CHALLENGE:
Take each line containing "Template" and report it exactly as written.

EXERCISE INPUTS:
(begin)

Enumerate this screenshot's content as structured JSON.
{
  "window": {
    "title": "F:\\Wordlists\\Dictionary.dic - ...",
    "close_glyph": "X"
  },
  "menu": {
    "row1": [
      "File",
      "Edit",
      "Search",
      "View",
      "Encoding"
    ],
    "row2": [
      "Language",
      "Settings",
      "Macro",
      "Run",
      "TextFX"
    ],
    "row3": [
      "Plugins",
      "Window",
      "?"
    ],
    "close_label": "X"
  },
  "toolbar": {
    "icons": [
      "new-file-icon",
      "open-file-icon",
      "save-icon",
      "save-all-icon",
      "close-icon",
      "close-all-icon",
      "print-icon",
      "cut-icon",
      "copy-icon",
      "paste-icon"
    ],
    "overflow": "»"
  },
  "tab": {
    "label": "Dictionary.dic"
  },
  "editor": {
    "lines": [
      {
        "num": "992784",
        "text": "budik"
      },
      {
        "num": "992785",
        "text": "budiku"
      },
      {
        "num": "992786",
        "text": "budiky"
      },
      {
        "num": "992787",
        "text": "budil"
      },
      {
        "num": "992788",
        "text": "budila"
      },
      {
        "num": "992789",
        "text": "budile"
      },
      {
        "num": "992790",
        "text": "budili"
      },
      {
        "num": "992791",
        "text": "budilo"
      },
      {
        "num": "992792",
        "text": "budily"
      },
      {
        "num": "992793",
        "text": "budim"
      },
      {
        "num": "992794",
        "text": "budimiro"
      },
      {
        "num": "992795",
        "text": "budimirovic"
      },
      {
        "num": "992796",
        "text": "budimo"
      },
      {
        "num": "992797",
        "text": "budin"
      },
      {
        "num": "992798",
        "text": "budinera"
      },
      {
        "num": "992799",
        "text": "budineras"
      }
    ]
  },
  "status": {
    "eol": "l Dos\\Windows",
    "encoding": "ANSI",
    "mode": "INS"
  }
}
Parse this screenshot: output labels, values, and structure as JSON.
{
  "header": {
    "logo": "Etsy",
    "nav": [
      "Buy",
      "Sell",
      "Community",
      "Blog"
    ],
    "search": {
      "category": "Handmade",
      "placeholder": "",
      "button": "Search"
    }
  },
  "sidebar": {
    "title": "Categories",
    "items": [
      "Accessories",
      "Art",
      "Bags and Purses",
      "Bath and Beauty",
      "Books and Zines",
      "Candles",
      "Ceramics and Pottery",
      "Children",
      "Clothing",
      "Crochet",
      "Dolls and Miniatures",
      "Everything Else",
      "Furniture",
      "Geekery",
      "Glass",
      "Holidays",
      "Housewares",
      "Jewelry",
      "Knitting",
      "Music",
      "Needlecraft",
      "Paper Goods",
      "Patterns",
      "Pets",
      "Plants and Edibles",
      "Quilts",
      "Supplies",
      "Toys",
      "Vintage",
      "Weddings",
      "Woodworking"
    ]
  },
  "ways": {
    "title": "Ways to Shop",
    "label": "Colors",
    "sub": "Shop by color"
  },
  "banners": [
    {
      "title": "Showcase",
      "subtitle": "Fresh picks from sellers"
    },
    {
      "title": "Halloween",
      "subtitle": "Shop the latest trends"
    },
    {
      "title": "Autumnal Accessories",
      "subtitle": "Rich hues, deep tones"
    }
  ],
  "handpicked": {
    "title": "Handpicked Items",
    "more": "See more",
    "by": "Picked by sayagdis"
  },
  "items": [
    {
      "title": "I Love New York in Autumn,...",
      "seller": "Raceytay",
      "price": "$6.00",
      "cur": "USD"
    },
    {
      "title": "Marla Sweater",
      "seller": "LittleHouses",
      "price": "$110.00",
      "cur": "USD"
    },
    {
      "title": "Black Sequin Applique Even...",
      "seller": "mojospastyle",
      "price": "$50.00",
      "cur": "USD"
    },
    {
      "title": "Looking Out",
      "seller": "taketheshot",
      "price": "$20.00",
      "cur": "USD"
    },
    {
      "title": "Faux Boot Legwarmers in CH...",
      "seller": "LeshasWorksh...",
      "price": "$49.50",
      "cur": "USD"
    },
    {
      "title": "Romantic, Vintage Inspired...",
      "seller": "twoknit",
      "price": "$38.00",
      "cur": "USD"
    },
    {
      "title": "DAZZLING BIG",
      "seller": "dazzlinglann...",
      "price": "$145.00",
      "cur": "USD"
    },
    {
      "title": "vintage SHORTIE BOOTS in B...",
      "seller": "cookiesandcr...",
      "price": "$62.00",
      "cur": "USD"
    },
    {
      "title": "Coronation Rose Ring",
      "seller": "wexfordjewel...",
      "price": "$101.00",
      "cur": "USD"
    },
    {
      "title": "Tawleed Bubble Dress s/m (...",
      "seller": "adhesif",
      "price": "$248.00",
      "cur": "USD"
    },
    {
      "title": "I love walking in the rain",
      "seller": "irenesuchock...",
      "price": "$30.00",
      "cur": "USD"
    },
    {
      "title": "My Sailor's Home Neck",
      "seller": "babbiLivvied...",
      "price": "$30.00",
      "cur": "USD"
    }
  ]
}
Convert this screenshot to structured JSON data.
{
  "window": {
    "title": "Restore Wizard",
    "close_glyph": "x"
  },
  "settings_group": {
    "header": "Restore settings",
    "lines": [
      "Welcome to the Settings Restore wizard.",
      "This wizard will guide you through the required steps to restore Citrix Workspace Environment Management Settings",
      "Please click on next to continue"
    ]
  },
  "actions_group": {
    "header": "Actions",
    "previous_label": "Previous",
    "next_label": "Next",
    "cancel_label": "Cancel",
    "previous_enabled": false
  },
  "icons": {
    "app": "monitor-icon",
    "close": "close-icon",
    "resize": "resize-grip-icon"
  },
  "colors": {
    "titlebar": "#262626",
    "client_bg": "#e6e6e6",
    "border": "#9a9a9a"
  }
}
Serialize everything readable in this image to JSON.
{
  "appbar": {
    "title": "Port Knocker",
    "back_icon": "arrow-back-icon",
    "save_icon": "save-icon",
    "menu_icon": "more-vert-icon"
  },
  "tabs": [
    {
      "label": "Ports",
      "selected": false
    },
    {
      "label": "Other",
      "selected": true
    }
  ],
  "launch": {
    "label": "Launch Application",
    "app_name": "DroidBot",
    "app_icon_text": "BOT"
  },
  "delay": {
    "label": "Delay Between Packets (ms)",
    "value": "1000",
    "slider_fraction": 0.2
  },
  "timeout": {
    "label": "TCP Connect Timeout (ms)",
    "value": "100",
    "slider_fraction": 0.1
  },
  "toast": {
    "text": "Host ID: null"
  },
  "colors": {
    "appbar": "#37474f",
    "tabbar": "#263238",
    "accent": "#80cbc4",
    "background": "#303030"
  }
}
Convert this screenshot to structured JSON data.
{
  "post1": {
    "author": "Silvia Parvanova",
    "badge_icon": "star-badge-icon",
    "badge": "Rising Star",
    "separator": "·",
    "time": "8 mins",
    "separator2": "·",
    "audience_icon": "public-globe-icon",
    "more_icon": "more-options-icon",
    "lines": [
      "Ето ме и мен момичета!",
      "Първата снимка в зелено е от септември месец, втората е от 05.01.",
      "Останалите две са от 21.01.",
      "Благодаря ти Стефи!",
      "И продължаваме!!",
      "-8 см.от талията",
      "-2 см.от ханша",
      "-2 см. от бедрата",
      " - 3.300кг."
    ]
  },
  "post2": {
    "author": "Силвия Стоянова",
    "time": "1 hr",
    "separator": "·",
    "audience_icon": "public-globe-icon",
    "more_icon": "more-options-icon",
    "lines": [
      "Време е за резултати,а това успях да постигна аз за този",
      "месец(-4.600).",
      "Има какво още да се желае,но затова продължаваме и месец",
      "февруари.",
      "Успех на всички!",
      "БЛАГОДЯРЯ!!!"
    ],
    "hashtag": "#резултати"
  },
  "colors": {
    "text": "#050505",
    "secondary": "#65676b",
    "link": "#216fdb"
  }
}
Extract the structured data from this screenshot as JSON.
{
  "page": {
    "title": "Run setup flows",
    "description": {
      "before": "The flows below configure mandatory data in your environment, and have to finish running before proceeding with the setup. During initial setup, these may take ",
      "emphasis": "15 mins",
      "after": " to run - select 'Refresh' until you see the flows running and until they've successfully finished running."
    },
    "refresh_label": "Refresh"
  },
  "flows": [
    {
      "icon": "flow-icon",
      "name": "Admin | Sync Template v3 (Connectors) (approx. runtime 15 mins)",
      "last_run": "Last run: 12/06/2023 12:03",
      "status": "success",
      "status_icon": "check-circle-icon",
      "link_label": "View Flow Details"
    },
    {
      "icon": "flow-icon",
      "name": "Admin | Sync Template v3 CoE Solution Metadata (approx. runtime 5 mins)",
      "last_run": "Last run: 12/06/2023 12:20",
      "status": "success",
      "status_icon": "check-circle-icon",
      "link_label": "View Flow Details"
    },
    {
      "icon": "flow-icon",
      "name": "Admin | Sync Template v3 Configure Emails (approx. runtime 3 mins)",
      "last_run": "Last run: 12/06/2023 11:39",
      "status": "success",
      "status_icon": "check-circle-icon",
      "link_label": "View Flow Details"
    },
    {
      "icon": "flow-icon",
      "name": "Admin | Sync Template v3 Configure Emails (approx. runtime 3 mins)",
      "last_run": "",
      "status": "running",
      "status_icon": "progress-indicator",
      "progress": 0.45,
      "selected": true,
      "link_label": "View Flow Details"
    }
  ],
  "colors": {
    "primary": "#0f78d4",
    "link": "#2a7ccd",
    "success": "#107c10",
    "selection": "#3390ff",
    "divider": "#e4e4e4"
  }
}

(end)

OUTPUT FOR THIS TASK:
      "name": "Admin | Sync Template v3 (Connectors) (approx. runtime 15 mins)",
      "name": "Admin | Sync Template v3 CoE Solution Metadata (approx. runtime 5 mins)",
      "name": "Admin | Sync Template v3 Configure Emails (approx. runtime 3 mins)",
      "name": "Admin | Sync Template v3 Configure Emails (approx. runtime 3 mins)",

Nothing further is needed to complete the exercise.